■ **Written request**:
Search the records below for the word "exchange". Pull out each line that has it.

(Stored records)
============
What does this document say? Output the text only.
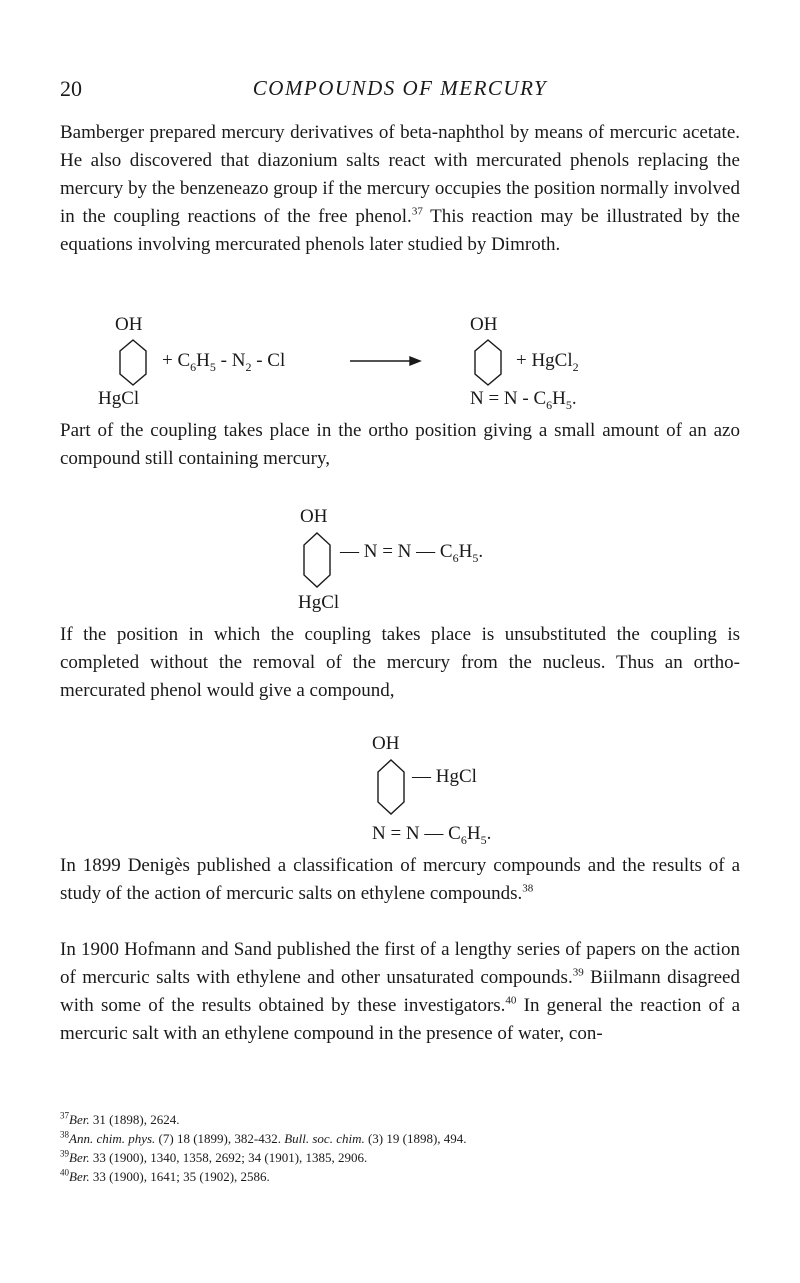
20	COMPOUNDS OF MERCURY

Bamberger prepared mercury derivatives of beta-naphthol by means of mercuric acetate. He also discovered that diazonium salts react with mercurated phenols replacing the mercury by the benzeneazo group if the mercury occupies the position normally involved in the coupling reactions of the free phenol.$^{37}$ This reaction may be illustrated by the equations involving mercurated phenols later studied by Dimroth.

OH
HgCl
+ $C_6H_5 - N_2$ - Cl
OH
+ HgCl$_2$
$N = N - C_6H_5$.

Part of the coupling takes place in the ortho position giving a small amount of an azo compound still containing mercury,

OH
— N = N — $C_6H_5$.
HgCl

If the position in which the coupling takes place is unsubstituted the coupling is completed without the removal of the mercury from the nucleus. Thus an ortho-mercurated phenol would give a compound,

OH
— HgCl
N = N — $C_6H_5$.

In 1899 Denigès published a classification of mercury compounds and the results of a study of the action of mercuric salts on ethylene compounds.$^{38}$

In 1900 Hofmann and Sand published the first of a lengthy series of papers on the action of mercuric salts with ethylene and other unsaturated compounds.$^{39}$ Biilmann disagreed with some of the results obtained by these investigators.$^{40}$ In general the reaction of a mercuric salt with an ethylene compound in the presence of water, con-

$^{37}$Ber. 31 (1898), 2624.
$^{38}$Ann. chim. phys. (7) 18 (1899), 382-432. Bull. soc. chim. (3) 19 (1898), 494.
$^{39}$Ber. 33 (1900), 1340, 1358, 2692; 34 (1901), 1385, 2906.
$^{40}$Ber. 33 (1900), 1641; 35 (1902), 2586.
============
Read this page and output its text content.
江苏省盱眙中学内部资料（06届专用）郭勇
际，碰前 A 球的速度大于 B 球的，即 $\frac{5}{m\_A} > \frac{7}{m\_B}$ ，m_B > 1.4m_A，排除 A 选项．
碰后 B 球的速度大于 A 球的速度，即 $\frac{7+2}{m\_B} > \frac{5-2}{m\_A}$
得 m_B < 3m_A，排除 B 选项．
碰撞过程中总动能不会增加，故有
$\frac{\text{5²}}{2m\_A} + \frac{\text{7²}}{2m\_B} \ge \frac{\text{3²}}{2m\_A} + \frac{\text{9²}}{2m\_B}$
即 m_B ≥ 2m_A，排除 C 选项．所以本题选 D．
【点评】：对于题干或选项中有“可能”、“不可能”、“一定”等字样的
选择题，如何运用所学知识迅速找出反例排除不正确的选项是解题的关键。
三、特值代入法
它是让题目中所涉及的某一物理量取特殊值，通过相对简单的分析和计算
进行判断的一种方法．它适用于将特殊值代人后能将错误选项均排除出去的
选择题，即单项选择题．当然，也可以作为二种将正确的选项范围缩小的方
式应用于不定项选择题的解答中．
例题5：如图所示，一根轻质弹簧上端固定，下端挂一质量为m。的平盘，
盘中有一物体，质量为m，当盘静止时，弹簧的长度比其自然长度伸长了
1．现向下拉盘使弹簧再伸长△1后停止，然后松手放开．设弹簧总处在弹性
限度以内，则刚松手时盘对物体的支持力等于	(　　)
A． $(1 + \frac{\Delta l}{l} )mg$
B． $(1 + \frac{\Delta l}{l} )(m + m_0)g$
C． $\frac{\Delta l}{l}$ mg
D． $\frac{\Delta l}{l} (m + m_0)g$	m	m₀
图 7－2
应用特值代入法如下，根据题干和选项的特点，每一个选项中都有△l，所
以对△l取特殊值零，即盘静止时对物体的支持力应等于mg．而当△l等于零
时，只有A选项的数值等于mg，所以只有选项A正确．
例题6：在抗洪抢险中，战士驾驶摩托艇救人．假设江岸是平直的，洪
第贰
============
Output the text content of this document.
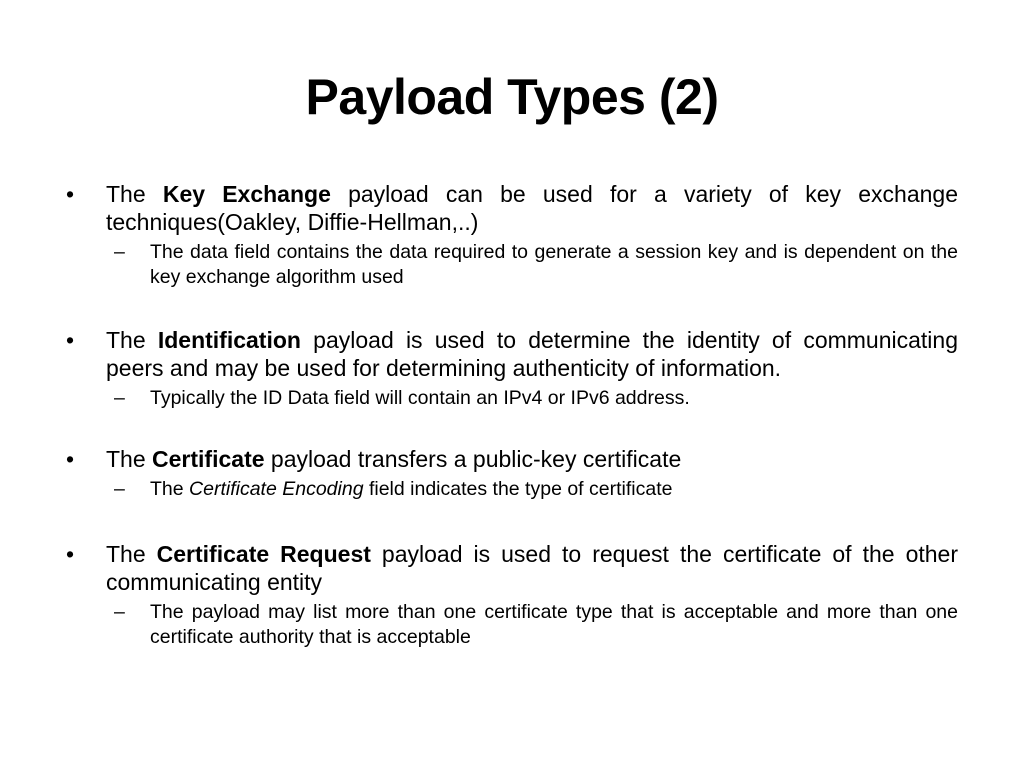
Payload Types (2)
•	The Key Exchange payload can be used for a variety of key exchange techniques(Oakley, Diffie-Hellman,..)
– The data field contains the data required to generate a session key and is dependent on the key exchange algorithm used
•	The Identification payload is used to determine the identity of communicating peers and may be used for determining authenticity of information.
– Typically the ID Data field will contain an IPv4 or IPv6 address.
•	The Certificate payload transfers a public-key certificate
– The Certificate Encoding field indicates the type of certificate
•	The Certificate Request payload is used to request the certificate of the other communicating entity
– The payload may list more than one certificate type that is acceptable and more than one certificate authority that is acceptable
============
■ **Result of the task**:
•	The Key Exchange payload can be used for a variety of key exchange techniques(Oakley, Diffie-Hellman,..)
– The data field contains the data required to generate a session key and is dependent on the key exchange algorithm used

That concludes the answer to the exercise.